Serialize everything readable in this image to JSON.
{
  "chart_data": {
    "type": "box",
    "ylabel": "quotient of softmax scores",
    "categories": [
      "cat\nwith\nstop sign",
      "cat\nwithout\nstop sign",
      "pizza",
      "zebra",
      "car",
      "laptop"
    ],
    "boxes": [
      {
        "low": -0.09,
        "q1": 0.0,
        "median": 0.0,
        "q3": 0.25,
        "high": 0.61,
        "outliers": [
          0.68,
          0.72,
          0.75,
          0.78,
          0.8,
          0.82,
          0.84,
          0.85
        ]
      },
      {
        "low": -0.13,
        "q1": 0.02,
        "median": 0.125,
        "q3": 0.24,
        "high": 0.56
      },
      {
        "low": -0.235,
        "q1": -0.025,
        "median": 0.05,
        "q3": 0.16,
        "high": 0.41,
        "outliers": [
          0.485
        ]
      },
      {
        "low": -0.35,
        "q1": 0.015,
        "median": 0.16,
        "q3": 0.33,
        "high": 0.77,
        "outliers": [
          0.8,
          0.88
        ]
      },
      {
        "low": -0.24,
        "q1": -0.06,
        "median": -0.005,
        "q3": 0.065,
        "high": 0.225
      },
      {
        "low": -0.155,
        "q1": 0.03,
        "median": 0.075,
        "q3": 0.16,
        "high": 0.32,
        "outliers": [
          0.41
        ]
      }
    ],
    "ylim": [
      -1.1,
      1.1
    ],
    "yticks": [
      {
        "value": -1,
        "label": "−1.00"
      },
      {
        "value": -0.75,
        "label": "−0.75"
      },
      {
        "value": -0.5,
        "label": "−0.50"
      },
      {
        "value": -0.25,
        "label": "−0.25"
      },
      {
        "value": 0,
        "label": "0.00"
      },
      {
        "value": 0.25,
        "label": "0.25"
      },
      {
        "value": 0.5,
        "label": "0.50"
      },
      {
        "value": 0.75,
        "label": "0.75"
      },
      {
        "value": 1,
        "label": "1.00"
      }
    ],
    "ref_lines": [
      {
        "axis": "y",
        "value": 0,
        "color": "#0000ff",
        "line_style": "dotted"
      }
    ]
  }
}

■ ■ ■ ■ ■

◆ YOUR GOAL ◆
Scan the data above; copy every line where "high" appears.

◆ FINISHED TASK ◆
        "high": 0.61,
        "high": 0.56
        "high": 0.41,
        "high": 0.77,
        "high": 0.225
        "high": 0.32,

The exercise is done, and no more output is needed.